● **Given task**
Quote all entries in full, exactly.

:::

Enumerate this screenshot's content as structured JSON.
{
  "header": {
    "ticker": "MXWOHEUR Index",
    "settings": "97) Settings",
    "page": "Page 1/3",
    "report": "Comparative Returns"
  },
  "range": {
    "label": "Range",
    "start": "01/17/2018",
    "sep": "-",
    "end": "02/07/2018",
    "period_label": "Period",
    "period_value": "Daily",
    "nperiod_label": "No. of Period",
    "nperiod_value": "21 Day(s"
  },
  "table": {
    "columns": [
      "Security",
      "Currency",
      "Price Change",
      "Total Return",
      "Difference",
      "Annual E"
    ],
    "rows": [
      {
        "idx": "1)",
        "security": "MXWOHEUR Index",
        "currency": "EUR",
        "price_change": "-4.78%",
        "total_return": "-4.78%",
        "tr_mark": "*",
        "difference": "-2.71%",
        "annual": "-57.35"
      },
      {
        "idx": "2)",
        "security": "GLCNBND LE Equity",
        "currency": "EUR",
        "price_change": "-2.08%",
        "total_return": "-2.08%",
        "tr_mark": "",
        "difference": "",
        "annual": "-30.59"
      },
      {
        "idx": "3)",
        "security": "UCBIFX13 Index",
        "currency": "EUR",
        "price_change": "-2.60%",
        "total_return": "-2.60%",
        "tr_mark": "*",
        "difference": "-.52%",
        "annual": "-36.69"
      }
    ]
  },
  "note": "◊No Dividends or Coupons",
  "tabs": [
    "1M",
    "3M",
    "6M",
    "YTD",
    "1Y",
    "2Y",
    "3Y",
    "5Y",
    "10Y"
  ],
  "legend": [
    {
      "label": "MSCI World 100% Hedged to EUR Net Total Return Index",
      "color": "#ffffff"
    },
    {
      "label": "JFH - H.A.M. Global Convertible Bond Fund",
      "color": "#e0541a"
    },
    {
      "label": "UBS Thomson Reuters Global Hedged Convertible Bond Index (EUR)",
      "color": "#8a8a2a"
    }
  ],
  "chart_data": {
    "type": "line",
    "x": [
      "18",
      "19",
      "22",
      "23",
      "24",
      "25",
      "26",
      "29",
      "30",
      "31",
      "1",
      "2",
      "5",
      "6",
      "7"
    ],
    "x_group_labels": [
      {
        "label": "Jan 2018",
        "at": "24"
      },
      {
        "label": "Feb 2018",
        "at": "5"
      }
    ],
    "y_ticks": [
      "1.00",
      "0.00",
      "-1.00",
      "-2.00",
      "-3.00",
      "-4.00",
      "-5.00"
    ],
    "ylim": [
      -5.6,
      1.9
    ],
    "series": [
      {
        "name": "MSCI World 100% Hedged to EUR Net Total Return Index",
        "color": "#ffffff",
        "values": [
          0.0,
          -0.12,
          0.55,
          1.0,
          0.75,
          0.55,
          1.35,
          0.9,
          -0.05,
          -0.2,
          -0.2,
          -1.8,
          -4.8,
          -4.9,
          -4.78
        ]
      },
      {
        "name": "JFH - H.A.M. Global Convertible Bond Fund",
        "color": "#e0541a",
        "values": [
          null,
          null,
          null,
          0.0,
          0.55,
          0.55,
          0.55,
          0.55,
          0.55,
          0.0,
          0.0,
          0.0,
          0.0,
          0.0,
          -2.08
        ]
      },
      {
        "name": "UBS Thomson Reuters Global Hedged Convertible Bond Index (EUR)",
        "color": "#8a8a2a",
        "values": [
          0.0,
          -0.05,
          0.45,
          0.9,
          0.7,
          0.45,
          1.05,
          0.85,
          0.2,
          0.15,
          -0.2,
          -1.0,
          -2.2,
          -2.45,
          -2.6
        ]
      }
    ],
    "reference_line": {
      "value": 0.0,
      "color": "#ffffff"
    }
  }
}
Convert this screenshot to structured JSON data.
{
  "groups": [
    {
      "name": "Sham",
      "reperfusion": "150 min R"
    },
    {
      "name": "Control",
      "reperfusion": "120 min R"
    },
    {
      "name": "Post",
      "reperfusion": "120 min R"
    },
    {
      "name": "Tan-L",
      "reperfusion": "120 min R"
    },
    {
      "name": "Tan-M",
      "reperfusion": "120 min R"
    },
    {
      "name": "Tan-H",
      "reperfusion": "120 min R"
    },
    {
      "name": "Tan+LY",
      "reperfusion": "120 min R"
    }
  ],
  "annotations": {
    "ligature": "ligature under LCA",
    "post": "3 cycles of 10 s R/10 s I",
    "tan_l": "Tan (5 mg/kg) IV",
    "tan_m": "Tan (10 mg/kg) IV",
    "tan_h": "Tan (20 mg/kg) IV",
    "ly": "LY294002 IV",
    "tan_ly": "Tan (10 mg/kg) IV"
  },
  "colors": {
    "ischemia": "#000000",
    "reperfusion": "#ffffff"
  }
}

:::

● **Complete answer**
Enumerate this screenshot's content as structured JSON.
{
  "header": {
    "ticker": "MXWOHEUR Index",
    "settings": "97) Settings",
    "page": "Page 1/3",
    "report": "Comparative Returns"
  },
  "range": {
    "label": "Range",
    "start": "01/17/2018",
    "sep": "-",
    "end": "02/07/2018",
    "period_label": "Period",
    "period_value": "Daily",
    "nperiod_label": "No. of Period",
    "nperiod_value": "21 Day(s"
  },
  "table": {
    "columns": [
      "Security",
      "Currency",
      "Price Change",
      "Total Return",
      "Difference",
      "Annual E"
    ],
    "rows": [
      {
        "idx": "1)",
        "security": "MXWOHEUR Index",
        "currency": "EUR",
        "price_change": "-4.78%",
        "total_return": "-4.78%",
        "tr_mark": "*",
        "difference": "-2.71%",
        "annual": "-57.35"
      },
      {
        "idx": "2)",
        "security": "GLCNBND LE Equity",
        "currency": "EUR",
        "price_change": "-2.08%",
        "total_return": "-2.08%",
        "tr_mark": "",
        "difference": "",
        "annual": "-30.59"
      },
      {
        "idx": "3)",
        "security": "UCBIFX13 Index",
        "currency": "EUR",
        "price_change": "-2.60%",
        "total_return": "-2.60%",
        "tr_mark": "*",
        "difference": "-.52%",
        "annual": "-36.69"
      }
    ]
  },
  "note": "◊No Dividends or Coupons",
  "tabs": [
    "1M",
    "3M",
    "6M",
    "YTD",
    "1Y",
    "2Y",
    "3Y",
    "5Y",
    "10Y"
  ],
  "legend": [
    {
      "label": "MSCI World 100% Hedged to EUR Net Total Return Index",
      "color": "#ffffff"
    },
    {
      "label": "JFH - H.A.M. Global Convertible Bond Fund",
      "color": "#e0541a"
    },
    {
      "label": "UBS Thomson Reuters Global Hedged Convertible Bond Index (EUR)",
      "color": "#8a8a2a"
    }
  ],
  "chart_data": {
    "type": "line",
    "x": [
      "18",
      "19",
      "22",
      "23",
      "24",
      "25",
      "26",
      "29",
      "30",
      "31",
      "1",
      "2",
      "5",
      "6",
      "7"
    ],
    "x_group_labels": [
      {
        "label": "Jan 2018",
        "at": "24"
      },
      {
        "label": "Feb 2018",
        "at": "5"
      }
    ],
    "y_ticks": [
      "1.00",
      "0.00",
      "-1.00",
      "-2.00",
      "-3.00",
      "-4.00",
      "-5.00"
    ],
    "ylim": [
      -5.6,
      1.9
    ],
    "series": [
      {
        "name": "MSCI World 100% Hedged to EUR Net Total Return Index",
        "color": "#ffffff",
        "values": [
          0.0,
          -0.12,
          0.55,
          1.0,
          0.75,
          0.55,
          1.35,
          0.9,
          -0.05,
          -0.2,
          -0.2,
          -1.8,
          -4.8,
          -4.9,
          -4.78
        ]
      },
      {
        "name": "JFH - H.A.M. Global Convertible Bond Fund",
        "color": "#e0541a",
        "values": [
          null,
          null,
          null,
          0.0,
          0.55,
          0.55,
          0.55,
          0.55,
          0.55,
          0.0,
          0.0,
          0.0,
          0.0,
          0.0,
          -2.08
        ]
      },
      {
        "name": "UBS Thomson Reuters Global Hedged Convertible Bond Index (EUR)",
        "color": "#8a8a2a",
        "values": [
          0.0,
          -0.05,
          0.45,
          0.9,
          0.7,
          0.45,
          1.05,
          0.85,
          0.2,
          0.15,
          -0.2,
          -1.0,
          -2.2,
          -2.45,
          -2.6
        ]
      }
    ],
    "reference_line": {
      "value": 0.0,
      "color": "#ffffff"
    }
  }
}
Convert this screenshot to structured JSON data.
{
  "groups": [
    {
      "name": "Sham",
      "reperfusion": "150 min R"
    },
    {
      "name": "Control",
      "reperfusion": "120 min R"
    },
    {
      "name": "Post",
      "reperfusion": "120 min R"
    },
    {
      "name": "Tan-L",
      "reperfusion": "120 min R"
    },
    {
      "name": "Tan-M",
      "reperfusion": "120 min R"
    },
    {
      "name": "Tan-H",
      "reperfusion": "120 min R"
    },
    {
      "name": "Tan+LY",
      "reperfusion": "120 min R"
    }
  ],
  "annotations": {
    "ligature": "ligature under LCA",
    "post": "3 cycles of 10 s R/10 s I",
    "tan_l": "Tan (5 mg/kg) IV",
    "tan_m": "Tan (10 mg/kg) IV",
    "tan_h": "Tan (20 mg/kg) IV",
    "ly": "LY294002 IV",
    "tan_ly": "Tan (10 mg/kg) IV"
  },
  "colors": {
    "ischemia": "#000000",
    "reperfusion": "#ffffff"
  }
}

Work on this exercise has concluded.